## Entries provided
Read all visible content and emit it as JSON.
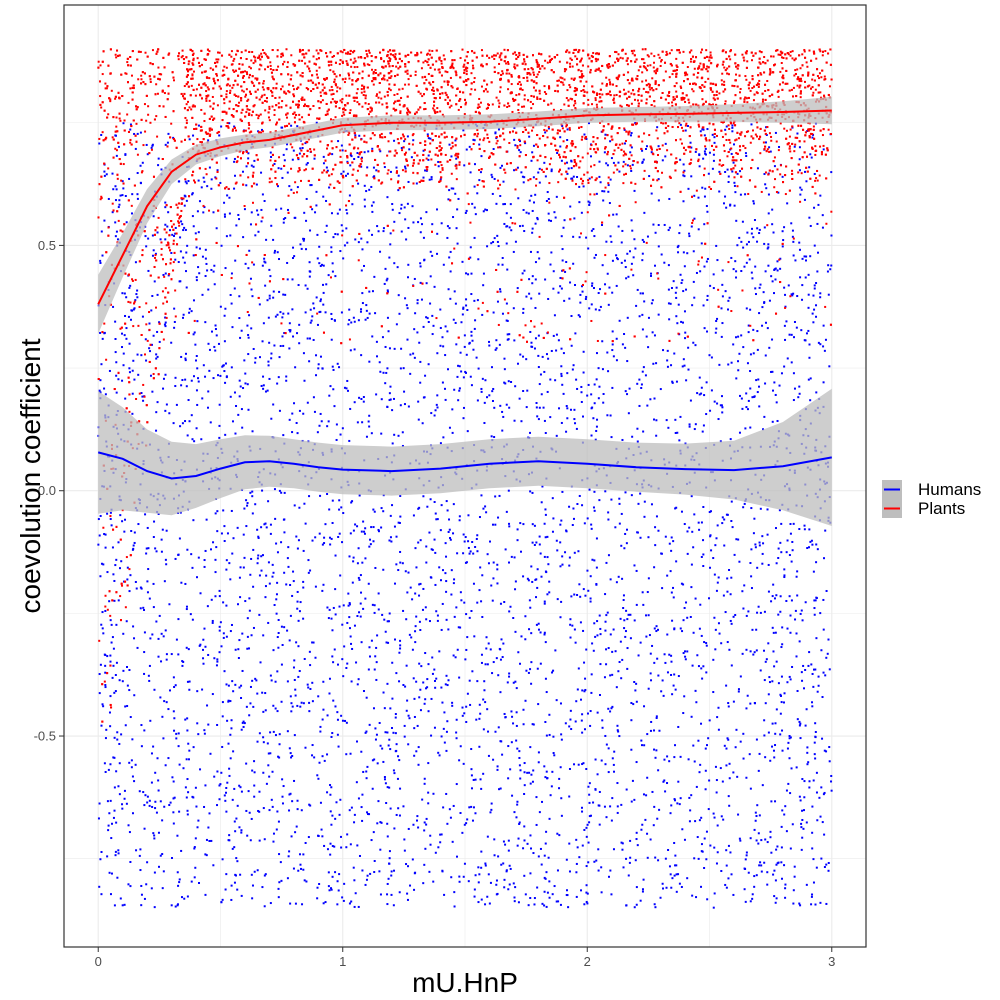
{
  "chart_data": {
    "type": "scatter",
    "xlabel": "mU.HnP",
    "ylabel": "coevolution coefficient",
    "xlim": [
      -0.14,
      3.14
    ],
    "ylim": [
      -0.93,
      0.99
    ],
    "xticks": [
      0,
      1,
      2,
      3
    ],
    "xtick_labels": [
      "0",
      "1",
      "2",
      "3"
    ],
    "yticks": [
      -0.5,
      0.0,
      0.5
    ],
    "ytick_labels": [
      "-0.5",
      "0.0",
      "0.5"
    ],
    "grid": true,
    "legend_position": "right",
    "series": [
      {
        "name": "Humans",
        "color": "#0000FF",
        "point_distribution": {
          "x_range": [
            0,
            3
          ],
          "y_range": [
            -0.85,
            0.75
          ],
          "approx_count": 5200
        },
        "smooth_x": [
          0.0,
          0.1,
          0.2,
          0.3,
          0.4,
          0.5,
          0.6,
          0.7,
          0.8,
          0.9,
          1.0,
          1.2,
          1.4,
          1.6,
          1.8,
          2.0,
          2.2,
          2.4,
          2.6,
          2.8,
          3.0
        ],
        "smooth_y": [
          0.078,
          0.065,
          0.04,
          0.025,
          0.03,
          0.045,
          0.058,
          0.06,
          0.055,
          0.048,
          0.043,
          0.04,
          0.045,
          0.055,
          0.06,
          0.055,
          0.048,
          0.044,
          0.042,
          0.05,
          0.068
        ],
        "band_half_width": [
          0.125,
          0.105,
          0.085,
          0.075,
          0.065,
          0.06,
          0.055,
          0.052,
          0.05,
          0.05,
          0.05,
          0.05,
          0.05,
          0.05,
          0.05,
          0.05,
          0.05,
          0.052,
          0.06,
          0.09,
          0.14
        ]
      },
      {
        "name": "Plants",
        "color": "#FF0000",
        "point_distribution": {
          "x_range": [
            0,
            3
          ],
          "y_range": [
            0.6,
            0.9
          ],
          "approx_count": 5400
        },
        "smooth_x": [
          0.0,
          0.1,
          0.2,
          0.3,
          0.4,
          0.5,
          0.6,
          0.7,
          0.8,
          0.9,
          1.0,
          1.2,
          1.4,
          1.6,
          1.8,
          2.0,
          2.2,
          2.4,
          2.6,
          2.8,
          3.0
        ],
        "smooth_y": [
          0.38,
          0.48,
          0.58,
          0.65,
          0.685,
          0.7,
          0.71,
          0.715,
          0.725,
          0.735,
          0.745,
          0.75,
          0.75,
          0.752,
          0.758,
          0.765,
          0.767,
          0.768,
          0.77,
          0.772,
          0.775
        ],
        "band_half_width": [
          0.06,
          0.045,
          0.035,
          0.025,
          0.02,
          0.018,
          0.016,
          0.015,
          0.015,
          0.015,
          0.015,
          0.015,
          0.015,
          0.015,
          0.015,
          0.015,
          0.015,
          0.016,
          0.018,
          0.022,
          0.028
        ]
      }
    ]
  },
  "colors": {
    "humans": "#0000FF",
    "plants": "#FF0000",
    "band": "#BEBEBE",
    "grid": "#EBEBEB",
    "panel_border": "#333333"
  }
}
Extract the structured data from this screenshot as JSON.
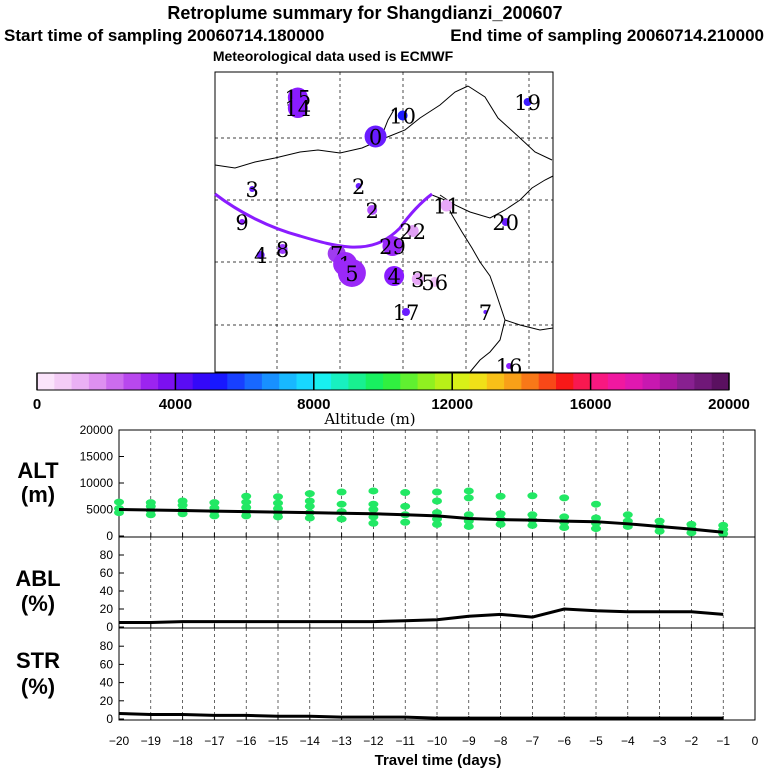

## Instructions to follow
Where a line contains "JSON", copy that line.

## Response for this exercise
Read all visible content and emit it as JSON.
Extract the structured data from this screenshot as JSON.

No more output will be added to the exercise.